# WRITTEN INSTRUCTION
Pull out the material from the line containing "day-cell[interactable] <box>1042 343" up to and including the line containing "unknown-availability-icon[interactable]: ? <box>441", and copy those lines character for character.

# STORED RECORDS
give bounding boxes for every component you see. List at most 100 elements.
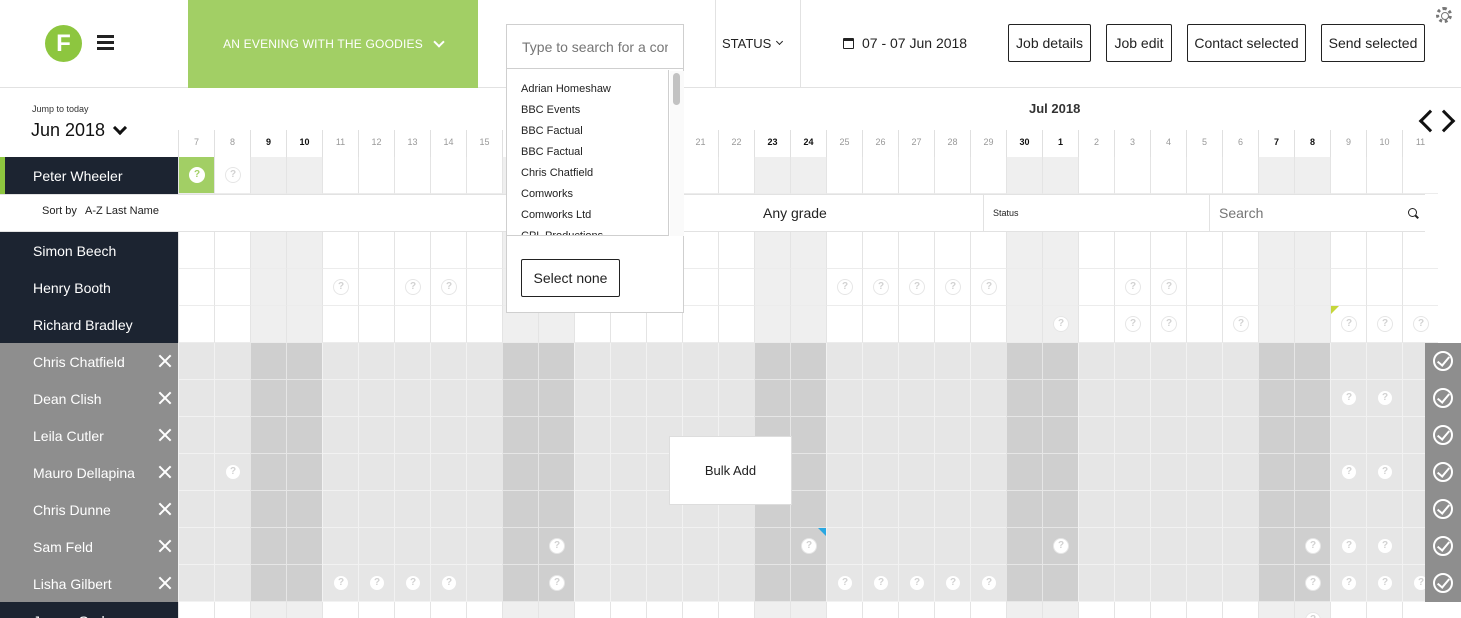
day-cell[interactable] <box>1042 343 1078 380</box>
next-arrow-icon[interactable] <box>1432 109 1456 133</box>
day-cell[interactable] <box>1186 232 1222 269</box>
day-cell[interactable] <box>250 491 286 528</box>
unknown-availability-icon[interactable]: ? <box>441 575 457 591</box>
day-cell[interactable] <box>358 269 394 306</box>
day-cell[interactable] <box>1186 269 1222 306</box>
day-cell[interactable] <box>790 232 826 269</box>
day-cell[interactable] <box>250 380 286 417</box>
day-cell[interactable] <box>358 157 394 194</box>
day-cell[interactable] <box>898 343 934 380</box>
send-selected-button[interactable]: Send selected <box>1321 24 1425 62</box>
person-row[interactable]: Chris Dunne <box>0 491 178 528</box>
unknown-availability-icon[interactable]: ? <box>981 575 997 591</box>
unknown-availability-icon[interactable]: ? <box>369 575 385 591</box>
day-cell[interactable] <box>1258 269 1294 306</box>
unknown-availability-icon[interactable]: ? <box>909 279 925 295</box>
day-cell[interactable] <box>1222 343 1258 380</box>
grade-filter[interactable]: Any grade <box>763 205 827 221</box>
day-cell[interactable] <box>610 417 646 454</box>
day-cell[interactable] <box>1186 343 1222 380</box>
day-cell[interactable] <box>1186 528 1222 565</box>
day-cell[interactable] <box>1006 232 1042 269</box>
day-cell[interactable] <box>682 565 718 602</box>
day-cell[interactable]: ? <box>1366 528 1402 565</box>
day-cell[interactable] <box>394 602 430 618</box>
unknown-availability-icon[interactable]: ? <box>945 575 961 591</box>
day-cell[interactable]: ? <box>1150 269 1186 306</box>
day-cell[interactable] <box>574 602 610 618</box>
scrollbar-thumb[interactable] <box>673 73 680 105</box>
day-cell[interactable] <box>826 380 862 417</box>
day-cell[interactable] <box>970 157 1006 194</box>
day-cell[interactable]: ? <box>430 565 466 602</box>
day-cell[interactable] <box>502 565 538 602</box>
day-cell[interactable]: ? <box>322 565 358 602</box>
app-logo[interactable]: F <box>45 25 82 62</box>
day-cell[interactable] <box>682 528 718 565</box>
day-cell[interactable] <box>502 491 538 528</box>
day-cell[interactable]: ? <box>214 454 250 491</box>
select-check-button[interactable] <box>1425 565 1461 602</box>
day-cell[interactable] <box>466 380 502 417</box>
day-cell[interactable] <box>934 343 970 380</box>
day-cell[interactable] <box>214 269 250 306</box>
day-cell[interactable] <box>682 343 718 380</box>
day-cell[interactable]: ? <box>790 528 826 565</box>
day-cell[interactable]: ? <box>1114 269 1150 306</box>
day-cell[interactable] <box>826 343 862 380</box>
day-cell[interactable] <box>1294 417 1330 454</box>
day-cell[interactable] <box>934 528 970 565</box>
day-cell[interactable] <box>718 343 754 380</box>
day-cell[interactable]: ? <box>1294 602 1330 618</box>
day-cell[interactable] <box>718 306 754 343</box>
unknown-availability-icon[interactable]: ? <box>837 575 853 591</box>
unknown-availability-icon[interactable]: ? <box>333 575 349 591</box>
day-cell[interactable] <box>790 454 826 491</box>
day-cell[interactable] <box>466 454 502 491</box>
day-cell[interactable] <box>574 417 610 454</box>
day-cell[interactable]: ? <box>394 565 430 602</box>
day-cell[interactable] <box>682 380 718 417</box>
close-icon[interactable] <box>158 502 172 516</box>
day-cell[interactable] <box>1042 380 1078 417</box>
day-cell[interactable] <box>1330 417 1366 454</box>
unknown-availability-icon[interactable]: ? <box>1125 279 1141 295</box>
day-cell[interactable] <box>1366 232 1402 269</box>
status-dropdown[interactable]: STATUS <box>722 36 784 51</box>
day-cell[interactable] <box>646 343 682 380</box>
day-cell[interactable] <box>718 565 754 602</box>
day-cell[interactable] <box>610 528 646 565</box>
day-cell[interactable] <box>358 380 394 417</box>
select-check-button[interactable] <box>1425 454 1461 491</box>
day-cell[interactable] <box>790 565 826 602</box>
day-cell[interactable] <box>1006 491 1042 528</box>
day-cell[interactable] <box>1006 417 1042 454</box>
select-none-button[interactable]: Select none <box>521 259 620 297</box>
day-cell[interactable]: ? <box>1402 306 1438 343</box>
day-cell[interactable] <box>322 157 358 194</box>
day-cell[interactable] <box>214 343 250 380</box>
day-cell[interactable] <box>286 454 322 491</box>
day-cell[interactable]: ? <box>1330 565 1366 602</box>
unknown-availability-icon[interactable]: ? <box>225 167 241 183</box>
day-cell[interactable] <box>178 565 214 602</box>
day-cell[interactable] <box>502 528 538 565</box>
day-cell[interactable] <box>1186 380 1222 417</box>
unknown-availability-icon[interactable]: ? <box>1341 316 1357 332</box>
day-cell[interactable] <box>322 380 358 417</box>
day-cell[interactable] <box>1330 491 1366 528</box>
day-cell[interactable] <box>610 343 646 380</box>
company-option[interactable]: Comworks <box>507 184 668 205</box>
day-cell[interactable] <box>1078 528 1114 565</box>
day-cell[interactable] <box>250 417 286 454</box>
day-cell[interactable] <box>178 602 214 618</box>
day-cell[interactable] <box>718 380 754 417</box>
day-cell[interactable] <box>394 454 430 491</box>
day-cell[interactable] <box>250 157 286 194</box>
day-cell[interactable] <box>1078 306 1114 343</box>
day-cell[interactable] <box>862 491 898 528</box>
day-cell[interactable]: ? <box>214 157 250 194</box>
day-cell[interactable] <box>1222 454 1258 491</box>
day-cell[interactable]: ? <box>394 269 430 306</box>
day-cell[interactable] <box>430 306 466 343</box>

# RESPONSE
day-cell[interactable] <box>1042 343 1078 380</box>
next-arrow-icon[interactable] <box>1432 109 1456 133</box>
day-cell[interactable] <box>1186 232 1222 269</box>
day-cell[interactable] <box>250 491 286 528</box>
unknown-availability-icon[interactable]: ? <box>441 575 457 591</box>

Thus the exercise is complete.